How many lines in the records below contain the string "connector"? Case counts, and the answer should be only the number.
--- Start PROVIDED RECORDS ---
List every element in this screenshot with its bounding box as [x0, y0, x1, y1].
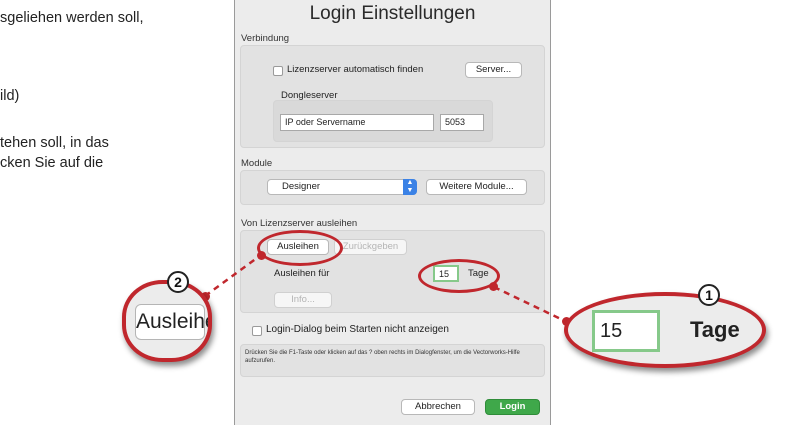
dialog-title: Login Einstellungen [309, 3, 476, 24]
marker-2: 2 [167, 271, 189, 293]
modules-section-label: Module [241, 158, 273, 169]
auto-find-checkbox[interactable] [273, 66, 283, 76]
modules-group: Designer ▲ ▼ Weitere Module... [240, 170, 545, 205]
info-button[interactable]: Info... [274, 292, 332, 308]
dongle-server-label: Dongleserver [281, 90, 338, 101]
cancel-button[interactable]: Abbrechen [401, 399, 475, 415]
dongle-server-group: IP oder Servername 5053 [273, 100, 493, 142]
borrow-for-label: Ausleihen für [274, 268, 330, 279]
connection-group: Lizenzserver automatisch finden Server..… [240, 45, 545, 148]
marker-1: 1 [698, 284, 720, 306]
connector-dot-2b [257, 251, 266, 260]
ip-input[interactable]: IP oder Servername [280, 114, 434, 131]
doc-text-line-2: ild) [0, 88, 20, 104]
select-arrows-icon: ▲ ▼ [403, 179, 417, 195]
zoom-callout-borrow: Ausleihen [122, 280, 212, 362]
zoom-borrow-button: Ausleihen [135, 304, 208, 340]
more-modules-button[interactable]: Weitere Module... [426, 179, 527, 195]
borrow-button-highlight [257, 230, 343, 266]
hide-login-dialog-label: Login-Dialog beim Starten nicht anzeigen [266, 324, 449, 335]
days-value-highlight [418, 259, 500, 293]
server-button[interactable]: Server... [465, 62, 522, 78]
login-settings-dialog: Login Einstellungen Verbindung Lizenzser… [234, 0, 551, 425]
hide-login-dialog-checkbox[interactable] [252, 326, 262, 336]
borrow-section-label: Von Lizenzserver ausleihen [241, 218, 358, 229]
doc-text-line-4: cken Sie auf die [0, 155, 104, 171]
doc-text-line-3: tehen soll, in das [0, 135, 109, 151]
return-button[interactable]: Zurückgeben [334, 239, 407, 255]
login-button[interactable]: Login [485, 399, 540, 415]
module-select-value: Designer [282, 181, 321, 192]
doc-text-line-1: sgeliehen werden soll, [0, 10, 144, 26]
connection-section-label: Verbindung [241, 33, 290, 44]
module-select[interactable]: Designer ▲ ▼ [267, 179, 417, 195]
auto-find-label: Lizenzserver automatisch finden [287, 64, 424, 75]
zoom-days-unit: Tage [690, 317, 740, 342]
connector-dot-1a [489, 282, 498, 291]
help-text: Drücken Sie die F1-Taste oder klicken au… [240, 344, 545, 377]
zoom-days-input: 15 [592, 310, 660, 352]
port-input[interactable]: 5053 [440, 114, 484, 131]
zoom-callout-days: 15 Tage [564, 292, 766, 368]
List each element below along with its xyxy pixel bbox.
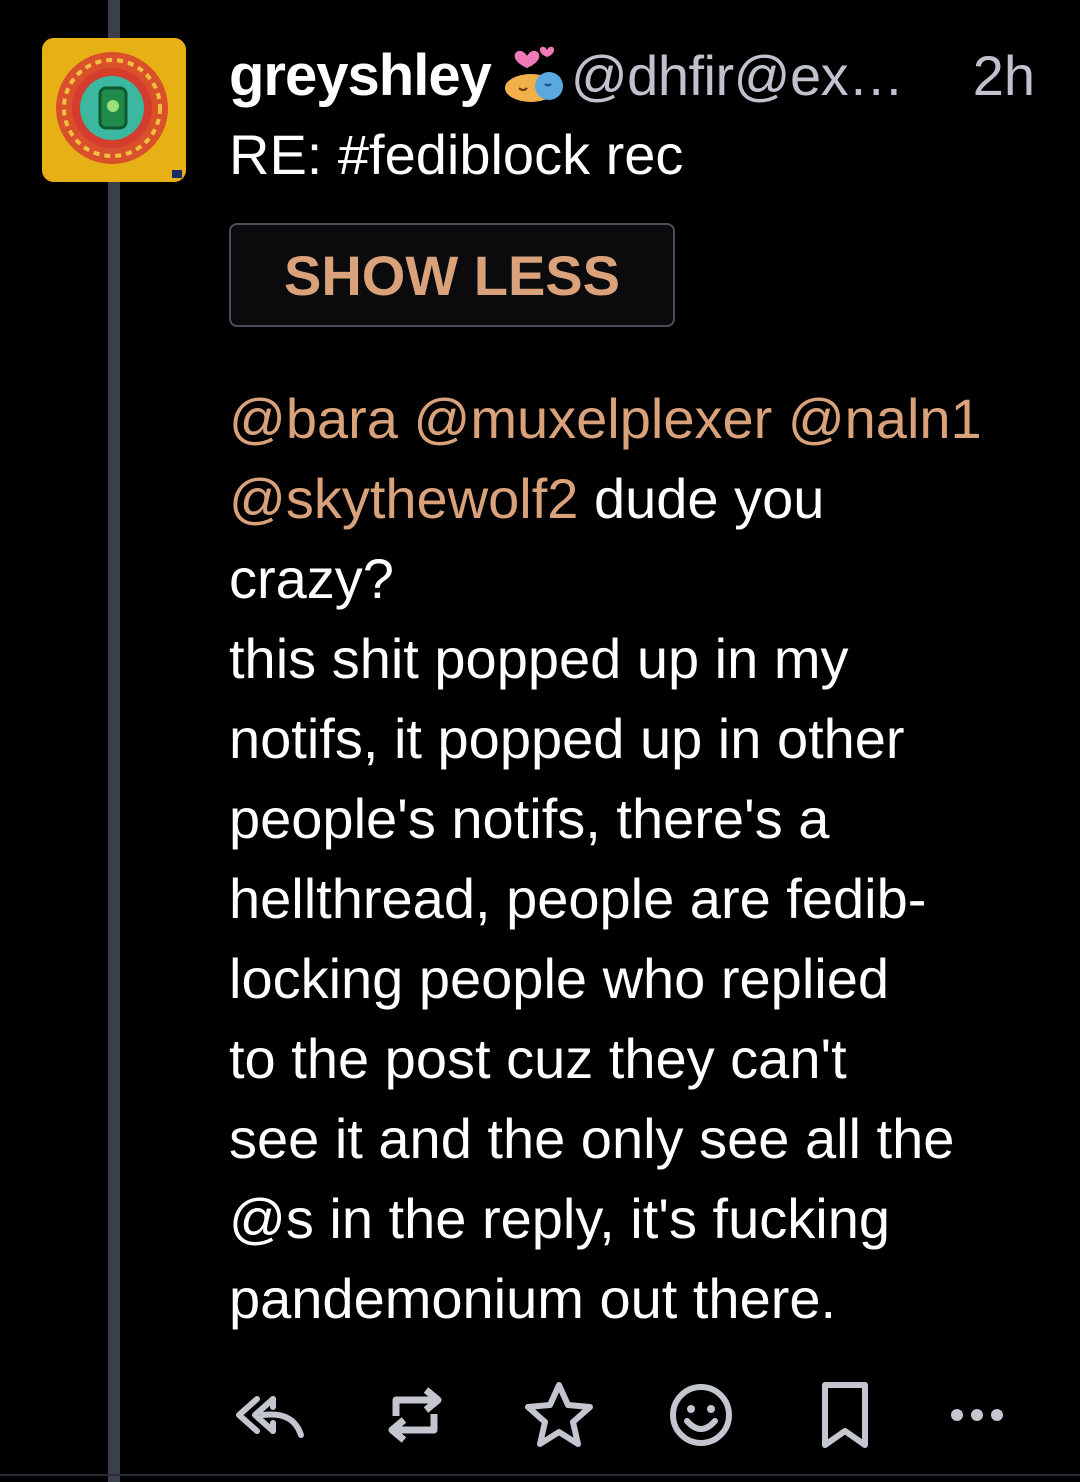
post-timestamp[interactable]: 2h [973,43,1035,108]
boost-button[interactable] [375,1375,455,1455]
custom-emoji-icon [501,44,567,106]
mention-link[interactable]: @skythewolf2 [229,467,578,530]
bookmark-button[interactable] [805,1375,885,1455]
post-subject: RE: #fediblock rec [229,123,684,186]
post-header: greyshley @dhfir@ex… 2h [229,40,1049,110]
star-icon [525,1382,593,1447]
favorite-button[interactable] [519,1375,599,1455]
account-handle[interactable]: @dhfir@ex… [571,43,904,108]
react-button[interactable] [661,1375,741,1455]
show-less-button[interactable]: SHOW LESS [229,223,675,327]
action-bar [229,1375,1029,1455]
mention-link[interactable]: @naln1 [788,387,982,450]
mention-link[interactable]: @muxelplexer [414,387,773,450]
thread-line [108,0,120,1482]
post-divider [0,1474,1080,1476]
post-text-inline: dude you [578,467,825,530]
boost-icon [388,1387,442,1443]
post-content: @bara @muxelplexer @naln1 @skythewolf2 d… [229,379,1059,1339]
reply-all-icon [236,1396,304,1438]
display-name[interactable]: greyshley [229,42,492,109]
emoji-smile-icon [670,1384,732,1446]
bookmark-icon [822,1382,868,1448]
post-text: crazy? this shit popped up in my notifs,… [229,547,955,1330]
mention-link[interactable]: @bara [229,387,398,450]
more-button[interactable] [937,1375,1017,1455]
reply-button[interactable] [229,1375,309,1455]
avatar[interactable] [42,38,186,182]
avatar-image [42,38,186,182]
more-icon [951,1409,1003,1421]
--- End PROVIDED RECORDS ---
▸ **SOLUTION FOR THIS EXERCISE**
2